_WHAT TO DO_.
Nothing in the listing below should be skipped, so transcribe it all exactly.

*** PROVIDED DATA Section Begins ***

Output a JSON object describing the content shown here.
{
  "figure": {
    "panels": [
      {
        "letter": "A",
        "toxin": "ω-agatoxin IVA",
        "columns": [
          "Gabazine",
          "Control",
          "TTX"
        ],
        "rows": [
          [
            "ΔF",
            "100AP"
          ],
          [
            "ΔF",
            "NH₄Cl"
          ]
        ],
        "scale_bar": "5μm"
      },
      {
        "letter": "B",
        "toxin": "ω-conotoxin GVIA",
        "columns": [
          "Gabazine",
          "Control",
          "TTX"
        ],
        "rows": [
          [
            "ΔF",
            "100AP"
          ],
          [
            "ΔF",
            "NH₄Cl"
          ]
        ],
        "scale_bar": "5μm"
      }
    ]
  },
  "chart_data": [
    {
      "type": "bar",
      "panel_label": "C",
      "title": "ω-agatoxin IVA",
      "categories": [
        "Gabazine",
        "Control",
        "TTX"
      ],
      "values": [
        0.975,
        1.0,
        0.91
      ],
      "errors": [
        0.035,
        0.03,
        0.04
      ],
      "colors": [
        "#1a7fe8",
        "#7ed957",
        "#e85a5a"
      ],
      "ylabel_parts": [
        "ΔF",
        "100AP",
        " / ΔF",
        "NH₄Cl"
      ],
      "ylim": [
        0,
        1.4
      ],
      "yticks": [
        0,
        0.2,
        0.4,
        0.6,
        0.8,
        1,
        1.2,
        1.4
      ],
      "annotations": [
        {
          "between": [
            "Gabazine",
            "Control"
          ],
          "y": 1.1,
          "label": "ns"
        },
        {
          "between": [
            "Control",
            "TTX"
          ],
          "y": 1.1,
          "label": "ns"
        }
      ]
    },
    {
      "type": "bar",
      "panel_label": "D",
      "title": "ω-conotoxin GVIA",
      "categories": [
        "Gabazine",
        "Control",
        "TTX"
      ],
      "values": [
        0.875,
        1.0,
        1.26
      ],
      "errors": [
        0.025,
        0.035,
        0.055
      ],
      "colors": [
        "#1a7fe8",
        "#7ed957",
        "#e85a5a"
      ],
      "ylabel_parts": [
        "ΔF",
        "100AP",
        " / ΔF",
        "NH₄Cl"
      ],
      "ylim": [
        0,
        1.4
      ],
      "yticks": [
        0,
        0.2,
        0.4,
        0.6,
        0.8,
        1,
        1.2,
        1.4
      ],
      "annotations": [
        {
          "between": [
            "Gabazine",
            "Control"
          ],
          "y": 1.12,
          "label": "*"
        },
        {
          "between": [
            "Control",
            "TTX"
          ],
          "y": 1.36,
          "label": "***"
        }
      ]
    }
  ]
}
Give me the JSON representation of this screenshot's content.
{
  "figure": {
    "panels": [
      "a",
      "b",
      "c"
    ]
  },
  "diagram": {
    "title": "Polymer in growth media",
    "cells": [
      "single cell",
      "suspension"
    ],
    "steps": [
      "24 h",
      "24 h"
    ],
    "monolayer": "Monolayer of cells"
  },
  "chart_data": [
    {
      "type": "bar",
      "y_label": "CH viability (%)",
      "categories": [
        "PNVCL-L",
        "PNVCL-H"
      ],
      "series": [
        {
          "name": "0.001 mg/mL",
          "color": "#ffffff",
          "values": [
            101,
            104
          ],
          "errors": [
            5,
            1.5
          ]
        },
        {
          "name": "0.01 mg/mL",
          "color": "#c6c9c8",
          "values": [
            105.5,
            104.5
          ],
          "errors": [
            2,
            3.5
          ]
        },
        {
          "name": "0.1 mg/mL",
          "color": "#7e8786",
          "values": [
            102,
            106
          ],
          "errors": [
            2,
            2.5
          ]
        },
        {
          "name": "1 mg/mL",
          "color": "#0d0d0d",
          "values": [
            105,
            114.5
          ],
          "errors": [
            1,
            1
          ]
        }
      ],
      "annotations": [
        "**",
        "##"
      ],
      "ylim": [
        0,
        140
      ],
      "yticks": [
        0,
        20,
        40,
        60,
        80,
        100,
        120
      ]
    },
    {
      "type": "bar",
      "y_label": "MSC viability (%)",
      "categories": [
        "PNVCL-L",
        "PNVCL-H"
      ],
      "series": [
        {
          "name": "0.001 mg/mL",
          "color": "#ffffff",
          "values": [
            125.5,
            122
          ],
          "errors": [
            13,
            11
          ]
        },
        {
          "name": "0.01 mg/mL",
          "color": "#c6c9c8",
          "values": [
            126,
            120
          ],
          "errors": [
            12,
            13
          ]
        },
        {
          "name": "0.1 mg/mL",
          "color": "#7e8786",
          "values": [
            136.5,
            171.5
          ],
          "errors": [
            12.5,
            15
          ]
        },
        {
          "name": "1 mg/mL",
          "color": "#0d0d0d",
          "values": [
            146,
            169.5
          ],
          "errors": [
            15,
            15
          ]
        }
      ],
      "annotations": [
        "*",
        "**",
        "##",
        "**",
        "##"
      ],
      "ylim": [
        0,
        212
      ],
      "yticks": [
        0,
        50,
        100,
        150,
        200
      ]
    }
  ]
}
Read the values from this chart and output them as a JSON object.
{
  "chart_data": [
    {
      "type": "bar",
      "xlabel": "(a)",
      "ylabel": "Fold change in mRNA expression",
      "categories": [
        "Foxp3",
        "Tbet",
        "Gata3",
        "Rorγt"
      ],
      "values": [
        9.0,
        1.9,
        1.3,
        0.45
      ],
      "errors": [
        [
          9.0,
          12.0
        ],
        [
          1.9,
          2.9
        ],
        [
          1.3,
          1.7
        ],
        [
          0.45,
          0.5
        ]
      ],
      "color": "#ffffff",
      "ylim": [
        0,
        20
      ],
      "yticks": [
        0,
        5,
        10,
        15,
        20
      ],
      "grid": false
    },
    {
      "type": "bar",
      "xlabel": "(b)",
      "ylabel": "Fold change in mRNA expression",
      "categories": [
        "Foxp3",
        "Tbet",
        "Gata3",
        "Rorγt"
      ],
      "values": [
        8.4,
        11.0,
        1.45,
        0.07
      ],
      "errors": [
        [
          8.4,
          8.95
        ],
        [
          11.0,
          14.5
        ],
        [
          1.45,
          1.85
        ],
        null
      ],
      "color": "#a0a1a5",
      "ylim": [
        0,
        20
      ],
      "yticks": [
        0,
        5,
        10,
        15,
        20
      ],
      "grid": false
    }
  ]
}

*** PROVIDED DATA Section Ends ***

_RESPONSE TO THIS TASK_.
Output a JSON object describing the content shown here.
{
  "figure": {
    "panels": [
      {
        "letter": "A",
        "toxin": "ω-agatoxin IVA",
        "columns": [
          "Gabazine",
          "Control",
          "TTX"
        ],
        "rows": [
          [
            "ΔF",
            "100AP"
          ],
          [
            "ΔF",
            "NH₄Cl"
          ]
        ],
        "scale_bar": "5μm"
      },
      {
        "letter": "B",
        "toxin": "ω-conotoxin GVIA",
        "columns": [
          "Gabazine",
          "Control",
          "TTX"
        ],
        "rows": [
          [
            "ΔF",
            "100AP"
          ],
          [
            "ΔF",
            "NH₄Cl"
          ]
        ],
        "scale_bar": "5μm"
      }
    ]
  },
  "chart_data": [
    {
      "type": "bar",
      "panel_label": "C",
      "title": "ω-agatoxin IVA",
      "categories": [
        "Gabazine",
        "Control",
        "TTX"
      ],
      "values": [
        0.975,
        1.0,
        0.91
      ],
      "errors": [
        0.035,
        0.03,
        0.04
      ],
      "colors": [
        "#1a7fe8",
        "#7ed957",
        "#e85a5a"
      ],
      "ylabel_parts": [
        "ΔF",
        "100AP",
        " / ΔF",
        "NH₄Cl"
      ],
      "ylim": [
        0,
        1.4
      ],
      "yticks": [
        0,
        0.2,
        0.4,
        0.6,
        0.8,
        1,
        1.2,
        1.4
      ],
      "annotations": [
        {
          "between": [
            "Gabazine",
            "Control"
          ],
          "y": 1.1,
          "label": "ns"
        },
        {
          "between": [
            "Control",
            "TTX"
          ],
          "y": 1.1,
          "label": "ns"
        }
      ]
    },
    {
      "type": "bar",
      "panel_label": "D",
      "title": "ω-conotoxin GVIA",
      "categories": [
        "Gabazine",
        "Control",
        "TTX"
      ],
      "values": [
        0.875,
        1.0,
        1.26
      ],
      "errors": [
        0.025,
        0.035,
        0.055
      ],
      "colors": [
        "#1a7fe8",
        "#7ed957",
        "#e85a5a"
      ],
      "ylabel_parts": [
        "ΔF",
        "100AP",
        " / ΔF",
        "NH₄Cl"
      ],
      "ylim": [
        0,
        1.4
      ],
      "yticks": [
        0,
        0.2,
        0.4,
        0.6,
        0.8,
        1,
        1.2,
        1.4
      ],
      "annotations": [
        {
          "between": [
            "Gabazine",
            "Control"
          ],
          "y": 1.12,
          "label": "*"
        },
        {
          "between": [
            "Control",
            "TTX"
          ],
          "y": 1.36,
          "label": "***"
        }
      ]
    }
  ]
}
Give me the JSON representation of this screenshot's content.
{
  "figure": {
    "panels": [
      "a",
      "b",
      "c"
    ]
  },
  "diagram": {
    "title": "Polymer in growth media",
    "cells": [
      "single cell",
      "suspension"
    ],
    "steps": [
      "24 h",
      "24 h"
    ],
    "monolayer": "Monolayer of cells"
  },
  "chart_data": [
    {
      "type": "bar",
      "y_label": "CH viability (%)",
      "categories": [
        "PNVCL-L",
        "PNVCL-H"
      ],
      "series": [
        {
          "name": "0.001 mg/mL",
          "color": "#ffffff",
          "values": [
            101,
            104
          ],
          "errors": [
            5,
            1.5
          ]
        },
        {
          "name": "0.01 mg/mL",
          "color": "#c6c9c8",
          "values": [
            105.5,
            104.5
          ],
          "errors": [
            2,
            3.5
          ]
        },
        {
          "name": "0.1 mg/mL",
          "color": "#7e8786",
          "values": [
            102,
            106
          ],
          "errors": [
            2,
            2.5
          ]
        },
        {
          "name": "1 mg/mL",
          "color": "#0d0d0d",
          "values": [
            105,
            114.5
          ],
          "errors": [
            1,
            1
          ]
        }
      ],
      "annotations": [
        "**",
        "##"
      ],
      "ylim": [
        0,
        140
      ],
      "yticks": [
        0,
        20,
        40,
        60,
        80,
        100,
        120
      ]
    },
    {
      "type": "bar",
      "y_label": "MSC viability (%)",
      "categories": [
        "PNVCL-L",
        "PNVCL-H"
      ],
      "series": [
        {
          "name": "0.001 mg/mL",
          "color": "#ffffff",
          "values": [
            125.5,
            122
          ],
          "errors": [
            13,
            11
          ]
        },
        {
          "name": "0.01 mg/mL",
          "color": "#c6c9c8",
          "values": [
            126,
            120
          ],
          "errors": [
            12,
            13
          ]
        },
        {
          "name": "0.1 mg/mL",
          "color": "#7e8786",
          "values": [
            136.5,
            171.5
          ],
          "errors": [
            12.5,
            15
          ]
        },
        {
          "name": "1 mg/mL",
          "color": "#0d0d0d",
          "values": [
            146,
            169.5
          ],
          "errors": [
            15,
            15
          ]
        }
      ],
      "annotations": [
        "*",
        "**",
        "##",
        "**",
        "##"
      ],
      "ylim": [
        0,
        212
      ],
      "yticks": [
        0,
        50,
        100,
        150,
        200
      ]
    }
  ]
}
Read the values from this chart and output them as a JSON object.
{
  "chart_data": [
    {
      "type": "bar",
      "xlabel": "(a)",
      "ylabel": "Fold change in mRNA expression",
      "categories": [
        "Foxp3",
        "Tbet",
        "Gata3",
        "Rorγt"
      ],
      "values": [
        9.0,
        1.9,
        1.3,
        0.45
      ],
      "errors": [
        [
          9.0,
          12.0
        ],
        [
          1.9,
          2.9
        ],
        [
          1.3,
          1.7
        ],
        [
          0.45,
          0.5
        ]
      ],
      "color": "#ffffff",
      "ylim": [
        0,
        20
      ],
      "yticks": [
        0,
        5,
        10,
        15,
        20
      ],
      "grid": false
    },
    {
      "type": "bar",
      "xlabel": "(b)",
      "ylabel": "Fold change in mRNA expression",
      "categories": [
        "Foxp3",
        "Tbet",
        "Gata3",
        "Rorγt"
      ],
      "values": [
        8.4,
        11.0,
        1.45,
        0.07
      ],
      "errors": [
        [
          8.4,
          8.95
        ],
        [
          11.0,
          14.5
        ],
        [
          1.45,
          1.85
        ],
        null
      ],
      "color": "#a0a1a5",
      "ylim": [
        0,
        20
      ],
      "yticks": [
        0,
        5,
        10,
        15,
        20
      ],
      "grid": false
    }
  ]
}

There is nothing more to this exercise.